=== Selected text ===

Simulation based optimization for supply chain configuration design

Supply chain management promotes the integration of organizational functions of production systems ranging from ordering of raw materials throughout manufacturing processes, to distribution and delivery of products to customers. Its applications demonstrate that this idea enables organizations to achieve higher quality products, better customer service, and lower overall cost.; Supply Chain Configuration Design is the first issue managers face when establishing a new supply chain or re-designing of existing ones. Several challenges associated with Supply Chain Configuration Design could be listed: (1) relationships among companies in supply chains are complex, dynamic and uncertain, (2) supply chain networks in practice are both broad and deep, and (3) the decision-making process involves many decision variables most of which are qualitative and policy in nature. With a focus on Supply Chain Configuration Design this dissertation has developed a new approach to solve real-world problems. Applying the approach, we were able to address several strategic problems simultaneously: location, allocation, supplier selection, production planning and distribution problems.; This dissertation constructed a user-friendly, graphical tool for modeling supply chain configurations so that logic properties of supply chain processes can be analyzed and verified; users are able to precisely describe parameters and relationships among the supply chain's processes, to obtain better understanding of decision making issues in complex systems, to evaluate particular policies and to predict the outcomes.; The core of this research concentrated on the development of a hybrid optimization approach that combined Simulation, Mixed Integer Programming and Genetic Algorithm for Supply Chain Configuration Design. GA provides a mechanism to optimize qualitative and policy variables. MIP reduces computing efforts by manipulating quantitative variables. Simulation is used to evaluate performances of each configuration with non-linear, complex relationships and under more realistic assumptions. The approach was designed to be general and robust so that it could be applied to any supply chain.; A case study, performance evaluation and time complexity analysis for the new approach were implemented. The proposed approach was found empirically to outperform the random sampling approach and the pure Genetic Algorithm.

===

## Assignment
According to the text on supply chain configuration design, which three methods does the hybrid optimization approach combine? The records that follow have no connection to the text on supply chain configuration design.

=== Records shown ===

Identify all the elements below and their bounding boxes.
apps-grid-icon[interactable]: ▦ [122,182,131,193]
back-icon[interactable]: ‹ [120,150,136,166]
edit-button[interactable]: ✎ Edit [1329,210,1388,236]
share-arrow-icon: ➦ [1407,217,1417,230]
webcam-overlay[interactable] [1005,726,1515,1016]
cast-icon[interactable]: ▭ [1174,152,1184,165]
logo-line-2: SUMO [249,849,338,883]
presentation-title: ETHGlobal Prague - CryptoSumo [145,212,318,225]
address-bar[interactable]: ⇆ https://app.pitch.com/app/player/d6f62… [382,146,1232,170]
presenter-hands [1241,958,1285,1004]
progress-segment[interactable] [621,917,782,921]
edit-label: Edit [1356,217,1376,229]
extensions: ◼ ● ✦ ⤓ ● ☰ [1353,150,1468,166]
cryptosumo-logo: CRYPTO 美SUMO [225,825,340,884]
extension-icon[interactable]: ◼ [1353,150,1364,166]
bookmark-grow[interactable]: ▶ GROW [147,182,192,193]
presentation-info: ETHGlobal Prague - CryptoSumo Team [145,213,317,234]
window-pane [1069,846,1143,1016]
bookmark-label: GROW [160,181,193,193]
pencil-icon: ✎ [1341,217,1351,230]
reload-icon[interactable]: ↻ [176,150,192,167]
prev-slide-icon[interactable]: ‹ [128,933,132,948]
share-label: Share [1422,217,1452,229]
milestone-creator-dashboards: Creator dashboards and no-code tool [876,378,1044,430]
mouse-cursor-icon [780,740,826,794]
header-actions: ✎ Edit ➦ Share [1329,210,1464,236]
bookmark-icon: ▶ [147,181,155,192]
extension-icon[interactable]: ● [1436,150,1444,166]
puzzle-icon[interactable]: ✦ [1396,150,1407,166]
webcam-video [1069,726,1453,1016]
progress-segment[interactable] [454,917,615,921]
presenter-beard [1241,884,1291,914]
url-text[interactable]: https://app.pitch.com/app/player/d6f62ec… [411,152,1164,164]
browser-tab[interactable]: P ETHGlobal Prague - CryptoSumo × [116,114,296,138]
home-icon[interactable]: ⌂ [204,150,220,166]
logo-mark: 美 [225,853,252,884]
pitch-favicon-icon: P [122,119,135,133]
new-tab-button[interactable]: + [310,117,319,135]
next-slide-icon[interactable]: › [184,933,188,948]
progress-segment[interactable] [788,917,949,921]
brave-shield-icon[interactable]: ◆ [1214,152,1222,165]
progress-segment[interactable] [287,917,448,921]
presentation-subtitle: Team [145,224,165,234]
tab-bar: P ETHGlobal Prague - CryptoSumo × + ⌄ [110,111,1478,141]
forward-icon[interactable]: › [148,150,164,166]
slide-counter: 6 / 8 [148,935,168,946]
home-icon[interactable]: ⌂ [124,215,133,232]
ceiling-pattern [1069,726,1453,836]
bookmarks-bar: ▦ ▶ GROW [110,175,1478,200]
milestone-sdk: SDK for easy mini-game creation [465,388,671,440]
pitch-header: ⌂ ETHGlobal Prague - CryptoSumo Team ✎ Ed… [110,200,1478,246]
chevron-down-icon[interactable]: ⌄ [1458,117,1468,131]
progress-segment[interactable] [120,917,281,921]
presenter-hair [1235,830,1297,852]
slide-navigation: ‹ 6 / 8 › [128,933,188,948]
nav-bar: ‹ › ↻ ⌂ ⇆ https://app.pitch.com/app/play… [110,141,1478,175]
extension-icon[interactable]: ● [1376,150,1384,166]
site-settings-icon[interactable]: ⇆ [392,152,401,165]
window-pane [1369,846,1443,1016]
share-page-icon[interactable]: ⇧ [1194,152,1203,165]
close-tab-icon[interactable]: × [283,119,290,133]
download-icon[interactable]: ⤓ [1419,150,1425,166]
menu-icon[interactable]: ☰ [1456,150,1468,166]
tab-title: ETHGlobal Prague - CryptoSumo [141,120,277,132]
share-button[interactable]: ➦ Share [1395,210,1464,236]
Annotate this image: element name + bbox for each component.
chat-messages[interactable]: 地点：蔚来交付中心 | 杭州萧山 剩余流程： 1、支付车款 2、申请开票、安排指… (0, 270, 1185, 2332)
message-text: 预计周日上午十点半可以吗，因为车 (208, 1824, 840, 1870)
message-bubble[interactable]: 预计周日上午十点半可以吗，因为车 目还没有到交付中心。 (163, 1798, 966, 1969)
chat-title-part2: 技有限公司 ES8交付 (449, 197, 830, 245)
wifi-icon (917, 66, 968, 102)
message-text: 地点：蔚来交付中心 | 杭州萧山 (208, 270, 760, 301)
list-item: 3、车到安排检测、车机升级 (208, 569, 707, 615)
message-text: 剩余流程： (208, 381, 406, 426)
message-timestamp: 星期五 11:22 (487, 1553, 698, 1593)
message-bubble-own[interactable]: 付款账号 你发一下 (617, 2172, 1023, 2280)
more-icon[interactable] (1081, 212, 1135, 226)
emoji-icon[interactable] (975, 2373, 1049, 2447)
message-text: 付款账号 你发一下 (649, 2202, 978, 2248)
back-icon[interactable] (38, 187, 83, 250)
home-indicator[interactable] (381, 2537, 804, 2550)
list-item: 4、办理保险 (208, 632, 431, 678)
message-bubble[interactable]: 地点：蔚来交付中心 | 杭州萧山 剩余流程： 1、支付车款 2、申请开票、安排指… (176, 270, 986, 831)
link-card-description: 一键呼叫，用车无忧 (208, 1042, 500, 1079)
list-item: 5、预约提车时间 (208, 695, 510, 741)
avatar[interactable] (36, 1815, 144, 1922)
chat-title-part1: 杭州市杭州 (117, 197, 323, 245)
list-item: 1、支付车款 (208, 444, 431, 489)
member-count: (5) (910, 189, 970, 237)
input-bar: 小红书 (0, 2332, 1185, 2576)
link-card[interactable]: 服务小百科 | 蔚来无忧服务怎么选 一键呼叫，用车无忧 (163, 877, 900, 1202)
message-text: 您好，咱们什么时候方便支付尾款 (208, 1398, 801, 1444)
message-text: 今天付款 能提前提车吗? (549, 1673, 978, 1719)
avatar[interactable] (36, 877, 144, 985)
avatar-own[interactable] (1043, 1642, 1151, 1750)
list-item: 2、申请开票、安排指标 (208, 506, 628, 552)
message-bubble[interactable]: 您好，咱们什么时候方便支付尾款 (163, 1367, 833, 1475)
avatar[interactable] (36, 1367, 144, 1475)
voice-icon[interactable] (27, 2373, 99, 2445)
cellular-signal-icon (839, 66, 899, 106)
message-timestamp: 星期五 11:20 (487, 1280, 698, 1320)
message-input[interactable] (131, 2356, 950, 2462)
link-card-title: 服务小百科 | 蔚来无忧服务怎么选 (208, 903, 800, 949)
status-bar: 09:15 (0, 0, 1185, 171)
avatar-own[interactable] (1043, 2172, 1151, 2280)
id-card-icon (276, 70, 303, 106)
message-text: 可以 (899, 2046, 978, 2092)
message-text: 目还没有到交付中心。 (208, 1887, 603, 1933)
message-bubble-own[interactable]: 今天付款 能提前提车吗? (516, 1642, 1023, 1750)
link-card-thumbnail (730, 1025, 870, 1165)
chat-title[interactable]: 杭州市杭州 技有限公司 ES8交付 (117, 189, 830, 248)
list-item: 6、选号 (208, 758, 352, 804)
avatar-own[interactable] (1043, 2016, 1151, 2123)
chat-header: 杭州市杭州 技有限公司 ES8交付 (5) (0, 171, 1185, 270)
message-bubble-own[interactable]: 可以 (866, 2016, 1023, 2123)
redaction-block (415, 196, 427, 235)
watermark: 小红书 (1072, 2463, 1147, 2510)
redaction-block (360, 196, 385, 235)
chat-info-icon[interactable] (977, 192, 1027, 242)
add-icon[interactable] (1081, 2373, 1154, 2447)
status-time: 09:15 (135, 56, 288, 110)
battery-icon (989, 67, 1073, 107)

===

## Reply to the exercise
Simulation, Mixed Integer Programming, and Genetic Algorithm.